** START INPUT FOR THIS TASK **
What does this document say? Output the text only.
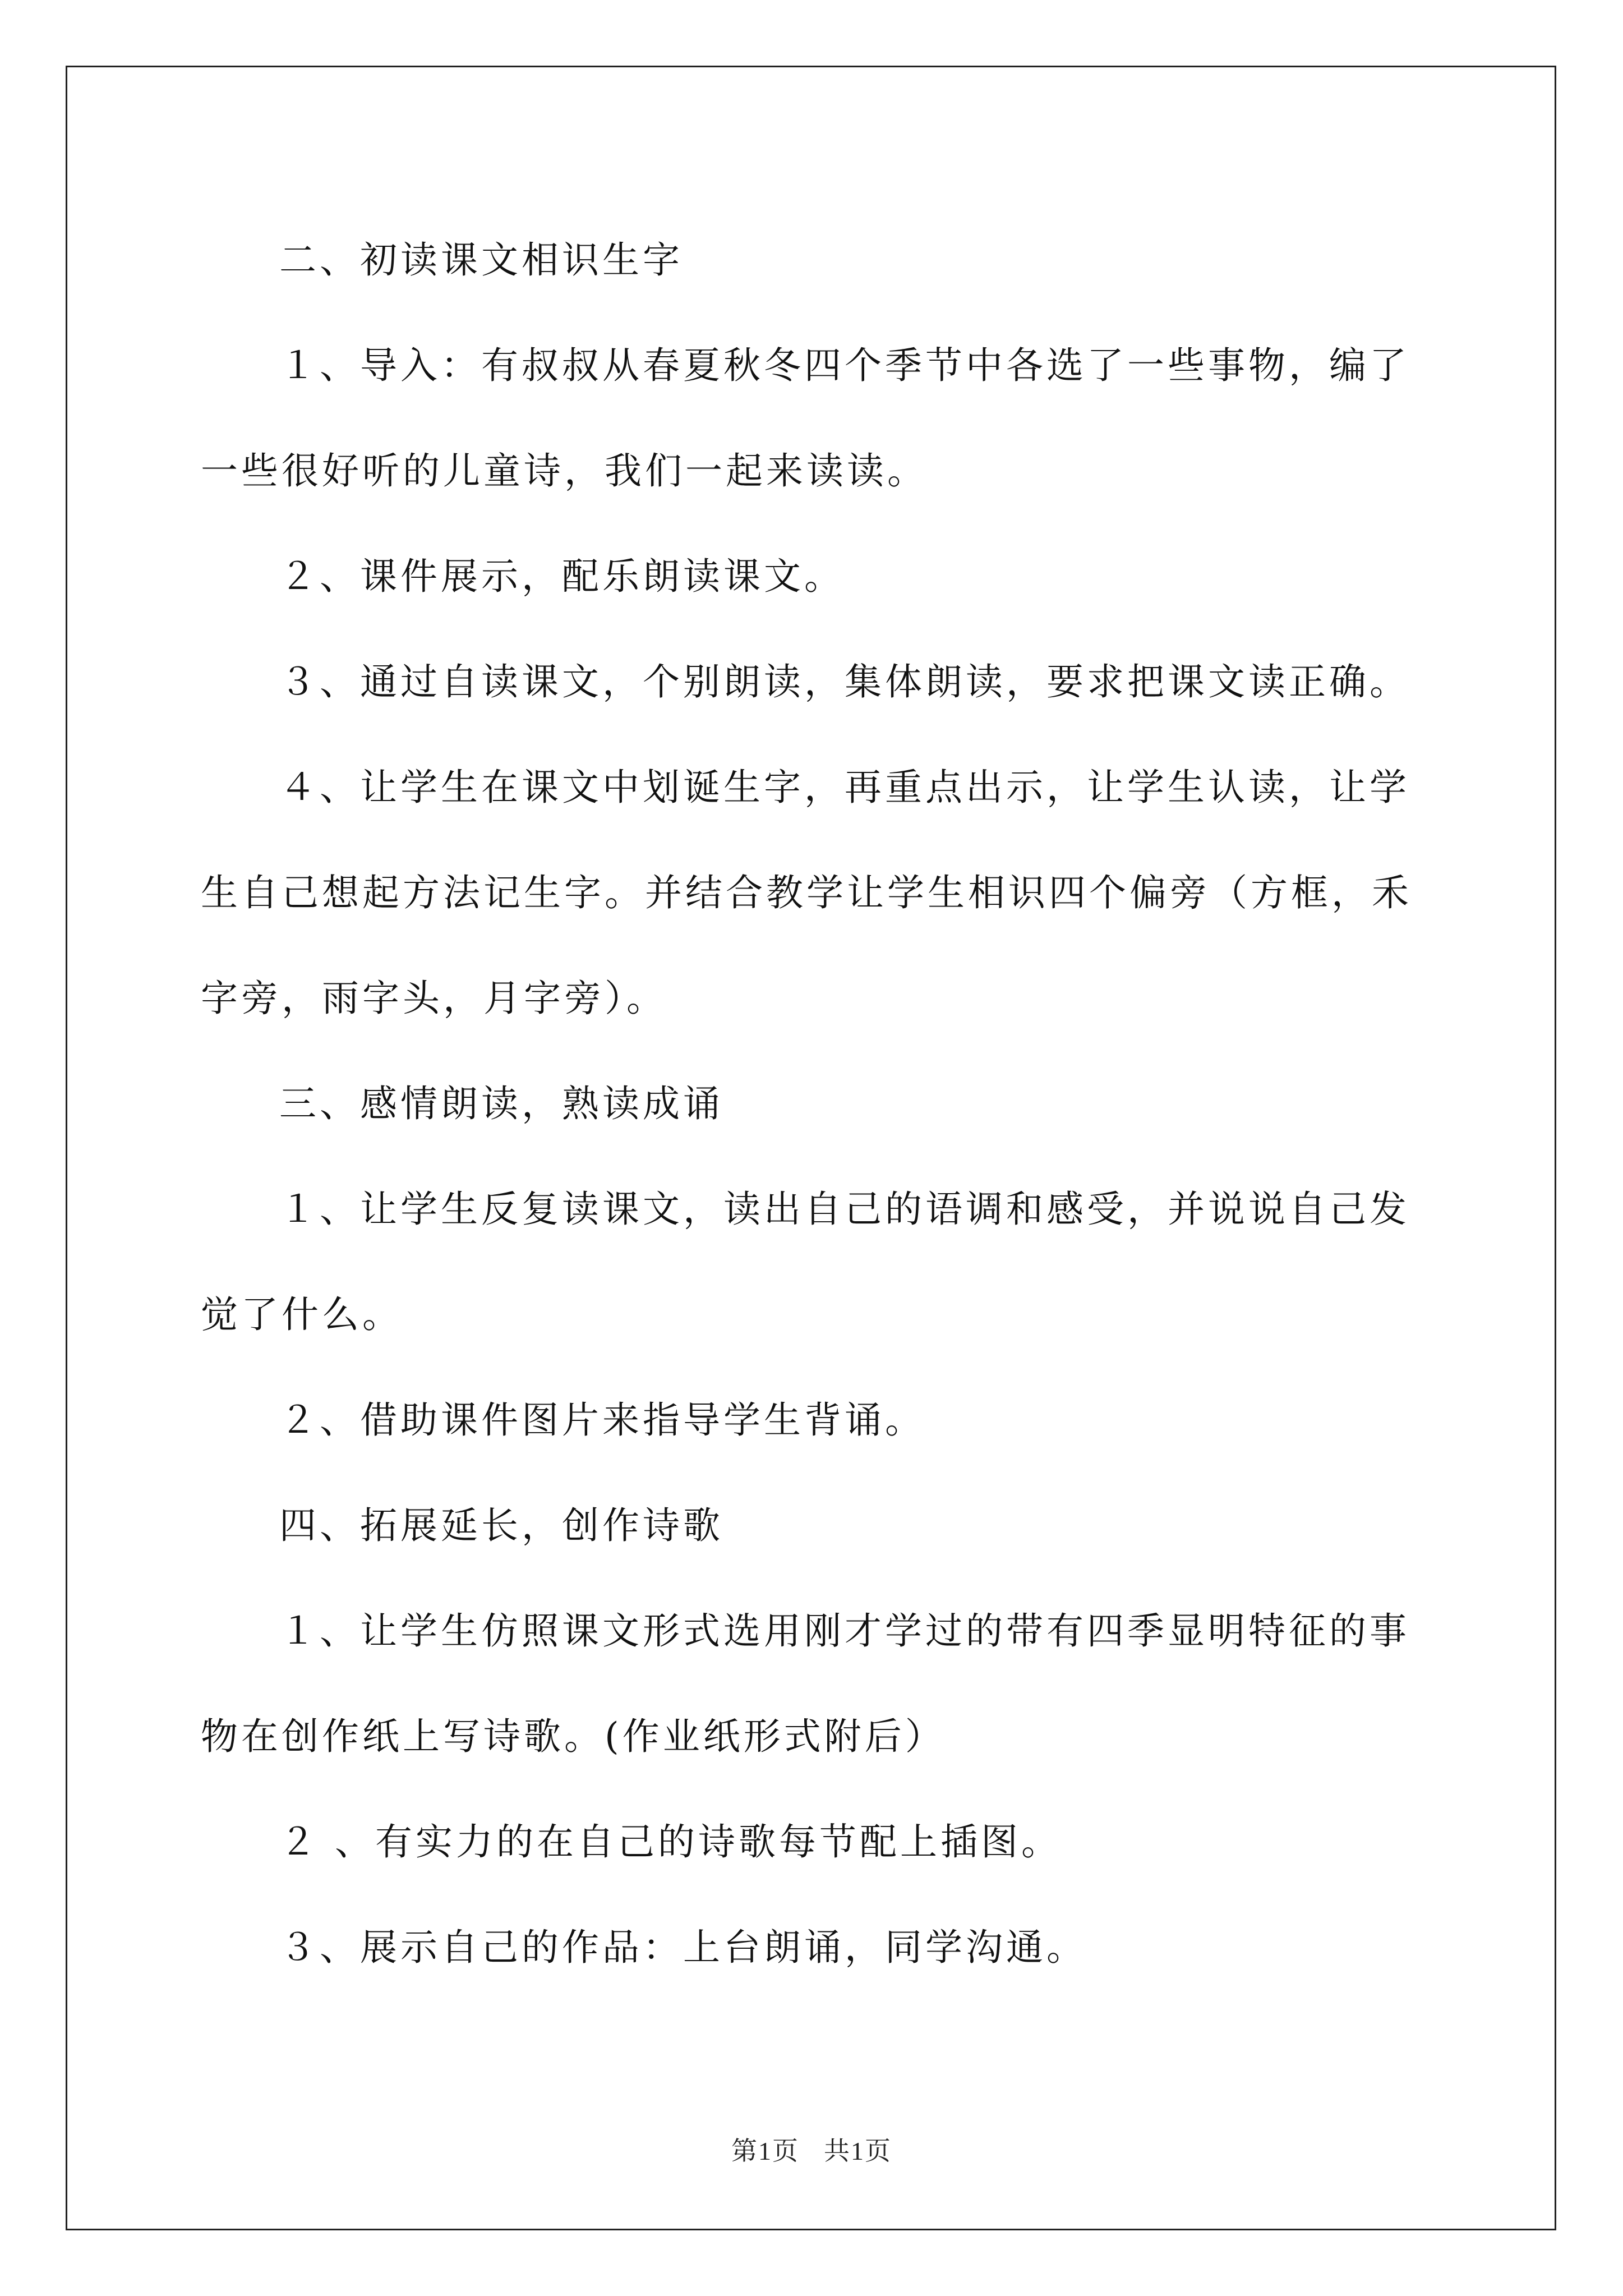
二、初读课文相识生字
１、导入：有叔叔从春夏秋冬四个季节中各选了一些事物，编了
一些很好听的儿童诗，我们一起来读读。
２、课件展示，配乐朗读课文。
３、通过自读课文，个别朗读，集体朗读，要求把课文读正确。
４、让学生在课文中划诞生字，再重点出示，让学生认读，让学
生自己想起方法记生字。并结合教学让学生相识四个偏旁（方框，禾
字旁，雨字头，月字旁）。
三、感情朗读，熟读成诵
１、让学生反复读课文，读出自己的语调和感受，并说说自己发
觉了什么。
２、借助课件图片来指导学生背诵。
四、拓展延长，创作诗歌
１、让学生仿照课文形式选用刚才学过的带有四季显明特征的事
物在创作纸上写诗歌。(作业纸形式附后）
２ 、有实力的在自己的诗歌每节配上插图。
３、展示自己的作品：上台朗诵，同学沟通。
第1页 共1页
** END INPUT FOR THIS TASK **
GIVEN EXERCISE: Reproduce every record above exactly, but leave out the pictures.

OUTPUT OF THE EXERCISE:
What does this document say? Output the text only.
二、初读课文相识生字
１、导入：有叔叔从春夏秋冬四个季节中各选了一些事物，编了
一些很好听的儿童诗，我们一起来读读。
２、课件展示，配乐朗读课文。
３、通过自读课文，个别朗读，集体朗读，要求把课文读正确。
４、让学生在课文中划诞生字，再重点出示，让学生认读，让学
生自己想起方法记生字。并结合教学让学生相识四个偏旁（方框，禾
字旁，雨字头，月字旁）。
三、感情朗读，熟读成诵
１、让学生反复读课文，读出自己的语调和感受，并说说自己发
觉了什么。
２、借助课件图片来指导学生背诵。
四、拓展延长，创作诗歌
１、让学生仿照课文形式选用刚才学过的带有四季显明特征的事
物在创作纸上写诗歌。(作业纸形式附后）
２ 、有实力的在自己的诗歌每节配上插图。
３、展示自己的作品：上台朗诵，同学沟通。
第1页 共1页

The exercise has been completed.